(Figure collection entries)
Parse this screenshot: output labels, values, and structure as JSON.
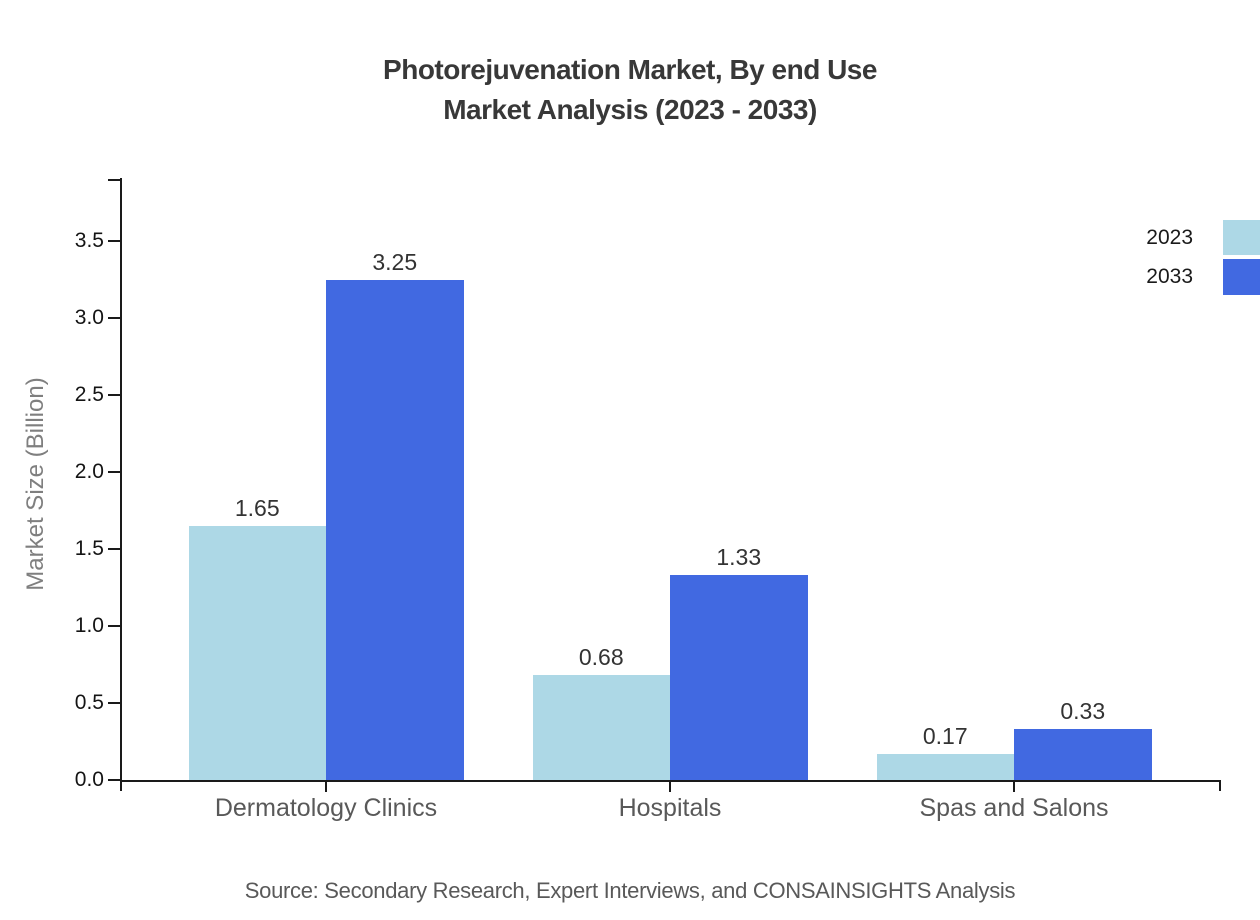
{
  "chart_data": {
    "type": "bar",
    "title": "Photorejuvenation Market, By end Use",
    "subtitle": "Market Analysis (2023 - 2033)",
    "categories": [
      "Dermatology Clinics",
      "Hospitals",
      "Spas and Salons"
    ],
    "series": [
      {
        "name": "2023",
        "color": "#ADD8E6",
        "values": [
          1.65,
          0.68,
          0.17
        ]
      },
      {
        "name": "2033",
        "color": "#4169E1",
        "values": [
          3.25,
          1.33,
          0.33
        ]
      }
    ],
    "value_labels_shown": true,
    "value_labels": [
      "1.65",
      "3.25",
      "0.68",
      "1.33",
      "0.17",
      "0.33"
    ],
    "xlabel": "",
    "ylabel": "Market Size (Billion)",
    "yticks": [
      0.0,
      0.5,
      1.0,
      1.5,
      2.0,
      2.5,
      3.0,
      3.5
    ],
    "ylim": [
      0,
      3.9
    ],
    "grid": false,
    "legend_position": "top-right-edge"
  },
  "footer": {
    "source_text": "Source: Secondary Research, Expert Interviews, and CONSAINSIGHTS Analysis"
  }
}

## GOAL OF THE EXERCISE
Go through the data above and transcribe it in full, omitting any image.

## COMPLETE ANSWER
Parse this screenshot: output labels, values, and structure as JSON.
{
  "chart_data": {
    "type": "bar",
    "title": "Photorejuvenation Market, By end Use",
    "subtitle": "Market Analysis (2023 - 2033)",
    "categories": [
      "Dermatology Clinics",
      "Hospitals",
      "Spas and Salons"
    ],
    "series": [
      {
        "name": "2023",
        "color": "#ADD8E6",
        "values": [
          1.65,
          0.68,
          0.17
        ]
      },
      {
        "name": "2033",
        "color": "#4169E1",
        "values": [
          3.25,
          1.33,
          0.33
        ]
      }
    ],
    "value_labels_shown": true,
    "value_labels": [
      "1.65",
      "3.25",
      "0.68",
      "1.33",
      "0.17",
      "0.33"
    ],
    "xlabel": "",
    "ylabel": "Market Size (Billion)",
    "yticks": [
      0.0,
      0.5,
      1.0,
      1.5,
      2.0,
      2.5,
      3.0,
      3.5
    ],
    "ylim": [
      0,
      3.9
    ],
    "grid": false,
    "legend_position": "top-right-edge"
  },
  "footer": {
    "source_text": "Source: Secondary Research, Expert Interviews, and CONSAINSIGHTS Analysis"
  }
}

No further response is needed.